• What you have to do:
Present the following entries again, word for word and in full.

** start of Exercise data **

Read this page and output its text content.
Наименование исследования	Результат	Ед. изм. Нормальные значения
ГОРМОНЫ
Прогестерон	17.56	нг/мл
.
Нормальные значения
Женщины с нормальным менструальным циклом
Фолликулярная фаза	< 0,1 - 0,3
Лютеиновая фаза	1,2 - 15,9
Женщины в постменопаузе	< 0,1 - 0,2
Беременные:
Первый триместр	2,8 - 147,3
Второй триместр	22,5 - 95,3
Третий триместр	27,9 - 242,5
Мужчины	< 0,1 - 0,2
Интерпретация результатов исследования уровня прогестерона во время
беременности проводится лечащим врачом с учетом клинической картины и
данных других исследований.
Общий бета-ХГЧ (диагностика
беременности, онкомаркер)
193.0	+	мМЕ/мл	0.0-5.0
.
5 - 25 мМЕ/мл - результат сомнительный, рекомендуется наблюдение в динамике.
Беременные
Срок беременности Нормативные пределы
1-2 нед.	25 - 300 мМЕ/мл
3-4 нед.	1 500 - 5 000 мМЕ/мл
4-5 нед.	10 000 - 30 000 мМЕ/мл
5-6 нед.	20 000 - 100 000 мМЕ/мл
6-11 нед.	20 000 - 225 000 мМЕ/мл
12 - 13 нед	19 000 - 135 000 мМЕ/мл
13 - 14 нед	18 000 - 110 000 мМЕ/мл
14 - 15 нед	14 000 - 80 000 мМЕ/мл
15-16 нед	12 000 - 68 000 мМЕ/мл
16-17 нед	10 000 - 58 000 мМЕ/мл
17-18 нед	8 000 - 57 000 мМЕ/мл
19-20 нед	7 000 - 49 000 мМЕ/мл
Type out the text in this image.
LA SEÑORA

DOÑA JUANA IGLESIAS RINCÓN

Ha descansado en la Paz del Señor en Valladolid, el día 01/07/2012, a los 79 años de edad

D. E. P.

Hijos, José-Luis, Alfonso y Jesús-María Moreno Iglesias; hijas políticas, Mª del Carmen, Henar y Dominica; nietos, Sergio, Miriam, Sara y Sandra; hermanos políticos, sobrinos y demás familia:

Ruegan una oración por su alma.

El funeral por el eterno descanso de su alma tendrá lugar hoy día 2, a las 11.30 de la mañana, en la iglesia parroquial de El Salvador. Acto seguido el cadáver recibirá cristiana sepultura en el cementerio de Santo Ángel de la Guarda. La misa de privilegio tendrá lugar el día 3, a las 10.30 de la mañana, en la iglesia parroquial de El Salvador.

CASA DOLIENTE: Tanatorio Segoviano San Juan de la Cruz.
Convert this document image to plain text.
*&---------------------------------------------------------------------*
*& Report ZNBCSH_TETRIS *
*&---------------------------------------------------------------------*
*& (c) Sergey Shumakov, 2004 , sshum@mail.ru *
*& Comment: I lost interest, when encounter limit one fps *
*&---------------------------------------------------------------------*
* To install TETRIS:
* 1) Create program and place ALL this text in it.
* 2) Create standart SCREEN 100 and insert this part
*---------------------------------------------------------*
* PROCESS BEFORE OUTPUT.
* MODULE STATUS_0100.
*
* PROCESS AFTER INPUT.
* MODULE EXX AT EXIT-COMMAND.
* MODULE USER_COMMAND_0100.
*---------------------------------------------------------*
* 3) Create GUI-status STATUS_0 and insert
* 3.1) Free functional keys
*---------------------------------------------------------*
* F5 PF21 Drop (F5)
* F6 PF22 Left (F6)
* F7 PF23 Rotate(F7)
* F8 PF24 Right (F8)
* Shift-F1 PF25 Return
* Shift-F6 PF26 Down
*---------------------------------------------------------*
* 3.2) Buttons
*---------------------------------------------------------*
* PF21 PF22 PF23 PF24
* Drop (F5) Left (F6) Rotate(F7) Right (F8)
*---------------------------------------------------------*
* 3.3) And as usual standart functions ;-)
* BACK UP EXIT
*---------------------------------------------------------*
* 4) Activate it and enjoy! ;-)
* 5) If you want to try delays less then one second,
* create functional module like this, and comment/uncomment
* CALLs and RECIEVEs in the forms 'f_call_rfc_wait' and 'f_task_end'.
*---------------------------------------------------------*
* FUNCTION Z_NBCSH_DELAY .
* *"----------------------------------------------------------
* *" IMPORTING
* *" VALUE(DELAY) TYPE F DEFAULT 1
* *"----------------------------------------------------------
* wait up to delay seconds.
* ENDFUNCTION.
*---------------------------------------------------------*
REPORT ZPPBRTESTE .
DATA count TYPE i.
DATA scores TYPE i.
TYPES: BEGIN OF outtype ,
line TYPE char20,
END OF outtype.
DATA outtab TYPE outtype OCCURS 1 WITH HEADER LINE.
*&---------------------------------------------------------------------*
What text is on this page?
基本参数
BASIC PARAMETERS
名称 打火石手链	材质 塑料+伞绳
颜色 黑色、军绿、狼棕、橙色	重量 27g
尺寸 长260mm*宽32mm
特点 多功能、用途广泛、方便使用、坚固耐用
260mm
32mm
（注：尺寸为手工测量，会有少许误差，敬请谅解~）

** end of Exercise data **

• Problem solution:
Read this page and output its text content.
Наименование исследования	Результат	Ед. изм. Нормальные значения
ГОРМОНЫ
Прогестерон	17.56	нг/мл
.
Нормальные значения
Женщины с нормальным менструальным циклом
Фолликулярная фаза	< 0,1 - 0,3
Лютеиновая фаза	1,2 - 15,9
Женщины в постменопаузе	< 0,1 - 0,2
Беременные:
Первый триместр	2,8 - 147,3
Второй триместр	22,5 - 95,3
Третий триместр	27,9 - 242,5
Мужчины	< 0,1 - 0,2
Интерпретация результатов исследования уровня прогестерона во время
беременности проводится лечащим врачом с учетом клинической картины и
данных других исследований.
Общий бета-ХГЧ (диагностика
беременности, онкомаркер)
193.0	+	мМЕ/мл	0.0-5.0
.
5 - 25 мМЕ/мл - результат сомнительный, рекомендуется наблюдение в динамике.
Беременные
Срок беременности Нормативные пределы
1-2 нед.	25 - 300 мМЕ/мл
3-4 нед.	1 500 - 5 000 мМЕ/мл
4-5 нед.	10 000 - 30 000 мМЕ/мл
5-6 нед.	20 000 - 100 000 мМЕ/мл
6-11 нед.	20 000 - 225 000 мМЕ/мл
12 - 13 нед	19 000 - 135 000 мМЕ/мл
13 - 14 нед	18 000 - 110 000 мМЕ/мл
14 - 15 нед	14 000 - 80 000 мМЕ/мл
15-16 нед	12 000 - 68 000 мМЕ/мл
16-17 нед	10 000 - 58 000 мМЕ/мл
17-18 нед	8 000 - 57 000 мМЕ/мл
19-20 нед	7 000 - 49 000 мМЕ/мл
Type out the text in this image.
LA SEÑORA

DOÑA JUANA IGLESIAS RINCÓN

Ha descansado en la Paz del Señor en Valladolid, el día 01/07/2012, a los 79 años de edad

D. E. P.

Hijos, José-Luis, Alfonso y Jesús-María Moreno Iglesias; hijas políticas, Mª del Carmen, Henar y Dominica; nietos, Sergio, Miriam, Sara y Sandra; hermanos políticos, sobrinos y demás familia:

Ruegan una oración por su alma.

El funeral por el eterno descanso de su alma tendrá lugar hoy día 2, a las 11.30 de la mañana, en la iglesia parroquial de El Salvador. Acto seguido el cadáver recibirá cristiana sepultura en el cementerio de Santo Ángel de la Guarda. La misa de privilegio tendrá lugar el día 3, a las 10.30 de la mañana, en la iglesia parroquial de El Salvador.

CASA DOLIENTE: Tanatorio Segoviano San Juan de la Cruz.
Convert this document image to plain text.
*&---------------------------------------------------------------------*
*& Report ZNBCSH_TETRIS *
*&---------------------------------------------------------------------*
*& (c) Sergey Shumakov, 2004 , sshum@mail.ru *
*& Comment: I lost interest, when encounter limit one fps *
*&---------------------------------------------------------------------*
* To install TETRIS:
* 1) Create program and place ALL this text in it.
* 2) Create standart SCREEN 100 and insert this part
*---------------------------------------------------------*
* PROCESS BEFORE OUTPUT.
* MODULE STATUS_0100.
*
* PROCESS AFTER INPUT.
* MODULE EXX AT EXIT-COMMAND.
* MODULE USER_COMMAND_0100.
*---------------------------------------------------------*
* 3) Create GUI-status STATUS_0 and insert
* 3.1) Free functional keys
*---------------------------------------------------------*
* F5 PF21 Drop (F5)
* F6 PF22 Left (F6)
* F7 PF23 Rotate(F7)
* F8 PF24 Right (F8)
* Shift-F1 PF25 Return
* Shift-F6 PF26 Down
*---------------------------------------------------------*
* 3.2) Buttons
*---------------------------------------------------------*
* PF21 PF22 PF23 PF24
* Drop (F5) Left (F6) Rotate(F7) Right (F8)
*---------------------------------------------------------*
* 3.3) And as usual standart functions ;-)
* BACK UP EXIT
*---------------------------------------------------------*
* 4) Activate it and enjoy! ;-)
* 5) If you want to try delays less then one second,
* create functional module like this, and comment/uncomment
* CALLs and RECIEVEs in the forms 'f_call_rfc_wait' and 'f_task_end'.
*---------------------------------------------------------*
* FUNCTION Z_NBCSH_DELAY .
* *"----------------------------------------------------------
* *" IMPORTING
* *" VALUE(DELAY) TYPE F DEFAULT 1
* *"----------------------------------------------------------
* wait up to delay seconds.
* ENDFUNCTION.
*---------------------------------------------------------*
REPORT ZPPBRTESTE .
DATA count TYPE i.
DATA scores TYPE i.
TYPES: BEGIN OF outtype ,
line TYPE char20,
END OF outtype.
DATA outtab TYPE outtype OCCURS 1 WITH HEADER LINE.
*&---------------------------------------------------------------------*
What text is on this page?
基本参数
BASIC PARAMETERS
名称 打火石手链	材质 塑料+伞绳
颜色 黑色、军绿、狼棕、橙色	重量 27g
尺寸 长260mm*宽32mm
特点 多功能、用途广泛、方便使用、坚固耐用
260mm
32mm
（注：尺寸为手工测量，会有少许误差，敬请谅解~）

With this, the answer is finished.